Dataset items
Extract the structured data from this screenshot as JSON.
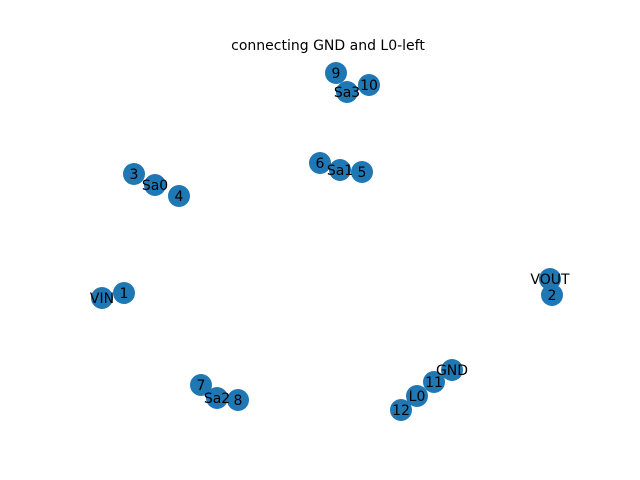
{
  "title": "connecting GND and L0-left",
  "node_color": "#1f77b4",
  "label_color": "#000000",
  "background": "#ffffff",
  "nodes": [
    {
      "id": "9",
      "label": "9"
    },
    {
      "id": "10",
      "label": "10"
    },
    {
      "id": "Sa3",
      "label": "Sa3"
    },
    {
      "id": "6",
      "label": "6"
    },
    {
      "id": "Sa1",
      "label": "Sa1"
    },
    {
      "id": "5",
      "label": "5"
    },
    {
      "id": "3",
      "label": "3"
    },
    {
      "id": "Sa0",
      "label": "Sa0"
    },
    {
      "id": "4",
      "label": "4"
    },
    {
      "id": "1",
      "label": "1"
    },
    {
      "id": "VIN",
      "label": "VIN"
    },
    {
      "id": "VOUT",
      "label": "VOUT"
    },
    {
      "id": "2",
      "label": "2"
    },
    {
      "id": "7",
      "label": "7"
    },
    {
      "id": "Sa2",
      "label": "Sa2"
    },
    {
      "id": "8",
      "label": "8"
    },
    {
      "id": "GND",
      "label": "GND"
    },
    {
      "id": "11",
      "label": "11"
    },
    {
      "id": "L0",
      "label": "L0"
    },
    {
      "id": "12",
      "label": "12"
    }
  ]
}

...

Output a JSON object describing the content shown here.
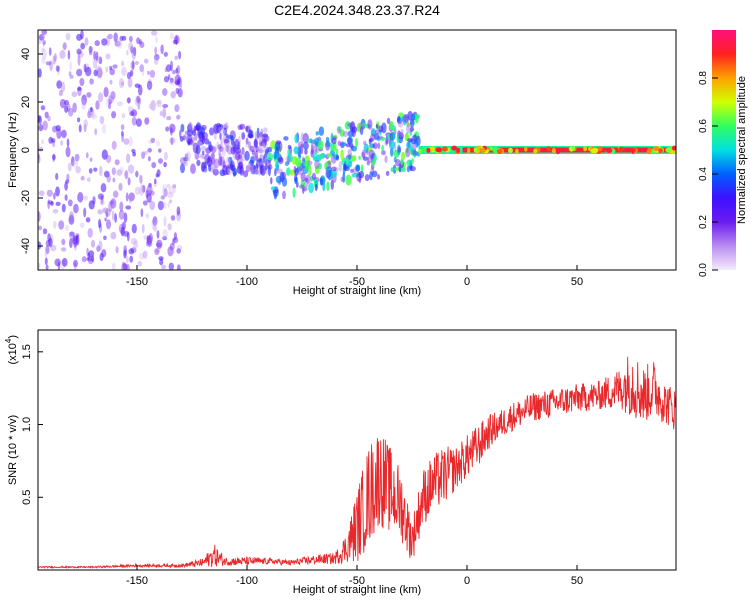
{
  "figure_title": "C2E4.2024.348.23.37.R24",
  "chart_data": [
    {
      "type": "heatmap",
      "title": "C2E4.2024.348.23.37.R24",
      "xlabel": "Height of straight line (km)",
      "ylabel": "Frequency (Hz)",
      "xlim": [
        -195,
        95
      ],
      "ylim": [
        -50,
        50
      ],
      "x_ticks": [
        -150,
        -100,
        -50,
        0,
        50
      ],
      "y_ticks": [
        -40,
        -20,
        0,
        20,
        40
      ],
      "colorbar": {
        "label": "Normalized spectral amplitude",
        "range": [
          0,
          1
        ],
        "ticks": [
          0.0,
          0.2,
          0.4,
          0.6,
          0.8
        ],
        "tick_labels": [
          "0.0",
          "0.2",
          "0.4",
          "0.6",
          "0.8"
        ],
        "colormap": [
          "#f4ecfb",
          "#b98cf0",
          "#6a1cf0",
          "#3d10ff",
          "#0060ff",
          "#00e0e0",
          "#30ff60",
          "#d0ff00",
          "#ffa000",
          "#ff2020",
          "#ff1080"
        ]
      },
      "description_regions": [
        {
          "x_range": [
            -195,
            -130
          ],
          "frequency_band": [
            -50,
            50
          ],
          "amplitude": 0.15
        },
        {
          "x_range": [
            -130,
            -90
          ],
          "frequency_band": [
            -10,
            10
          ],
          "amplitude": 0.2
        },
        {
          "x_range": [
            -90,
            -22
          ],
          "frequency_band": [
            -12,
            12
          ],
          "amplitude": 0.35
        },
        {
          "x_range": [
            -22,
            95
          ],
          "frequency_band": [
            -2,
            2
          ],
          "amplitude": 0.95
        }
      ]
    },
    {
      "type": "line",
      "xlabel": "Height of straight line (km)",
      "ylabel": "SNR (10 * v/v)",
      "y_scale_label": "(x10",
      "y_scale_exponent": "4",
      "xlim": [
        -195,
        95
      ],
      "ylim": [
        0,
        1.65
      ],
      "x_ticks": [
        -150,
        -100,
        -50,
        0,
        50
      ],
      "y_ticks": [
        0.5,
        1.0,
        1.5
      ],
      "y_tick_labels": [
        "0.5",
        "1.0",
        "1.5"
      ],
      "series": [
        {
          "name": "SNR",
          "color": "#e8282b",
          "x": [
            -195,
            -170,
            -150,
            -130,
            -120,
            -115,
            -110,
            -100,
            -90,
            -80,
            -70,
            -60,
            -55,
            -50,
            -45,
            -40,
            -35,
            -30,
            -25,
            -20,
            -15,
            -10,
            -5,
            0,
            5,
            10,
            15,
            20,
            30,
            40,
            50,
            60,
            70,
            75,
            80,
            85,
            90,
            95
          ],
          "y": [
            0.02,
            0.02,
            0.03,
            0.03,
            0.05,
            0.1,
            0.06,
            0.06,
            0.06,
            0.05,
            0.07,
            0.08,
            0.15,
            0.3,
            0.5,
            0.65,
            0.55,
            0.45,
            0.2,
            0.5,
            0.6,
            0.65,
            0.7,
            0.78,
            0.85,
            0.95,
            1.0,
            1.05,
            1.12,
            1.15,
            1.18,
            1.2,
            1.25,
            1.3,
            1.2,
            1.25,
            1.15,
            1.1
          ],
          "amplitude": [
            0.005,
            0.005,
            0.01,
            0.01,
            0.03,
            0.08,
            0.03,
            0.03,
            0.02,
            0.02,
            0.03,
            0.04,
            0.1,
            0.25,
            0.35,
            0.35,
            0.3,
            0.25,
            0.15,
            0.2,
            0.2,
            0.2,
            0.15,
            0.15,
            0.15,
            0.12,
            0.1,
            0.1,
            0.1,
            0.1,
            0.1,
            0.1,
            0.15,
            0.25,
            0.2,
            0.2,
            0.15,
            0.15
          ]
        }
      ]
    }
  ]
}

* * *

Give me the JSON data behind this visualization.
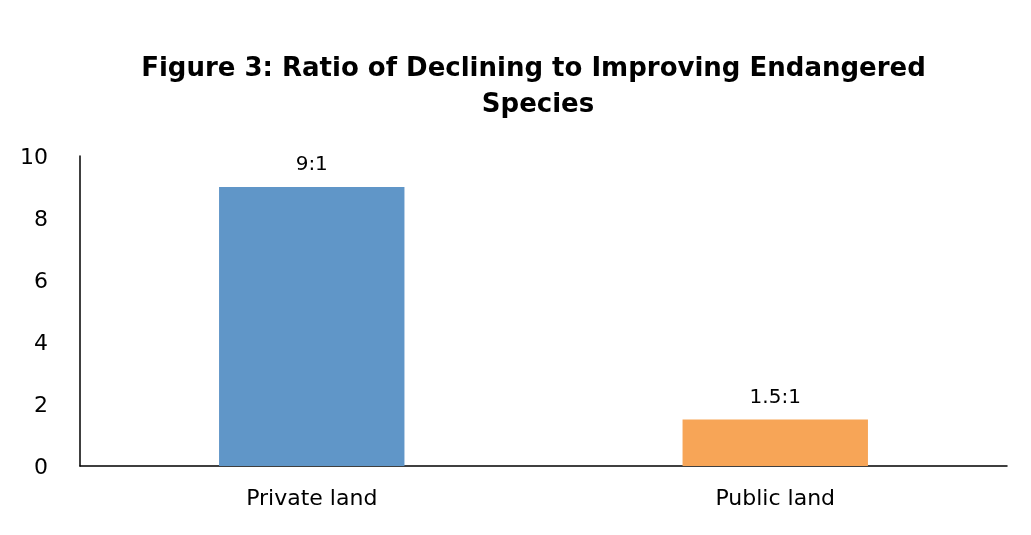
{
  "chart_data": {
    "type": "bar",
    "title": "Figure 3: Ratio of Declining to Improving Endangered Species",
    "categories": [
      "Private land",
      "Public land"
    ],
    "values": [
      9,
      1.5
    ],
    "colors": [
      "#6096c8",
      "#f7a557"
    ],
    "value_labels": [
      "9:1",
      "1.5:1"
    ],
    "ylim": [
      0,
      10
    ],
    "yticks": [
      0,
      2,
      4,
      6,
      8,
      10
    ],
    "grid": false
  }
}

To be done: Check each line of the records for the word "this", and show the lines that contain it.

Exercise output:
Extract the structured data from this screenshot as JSON.
Give me the JSON data behind this visualization.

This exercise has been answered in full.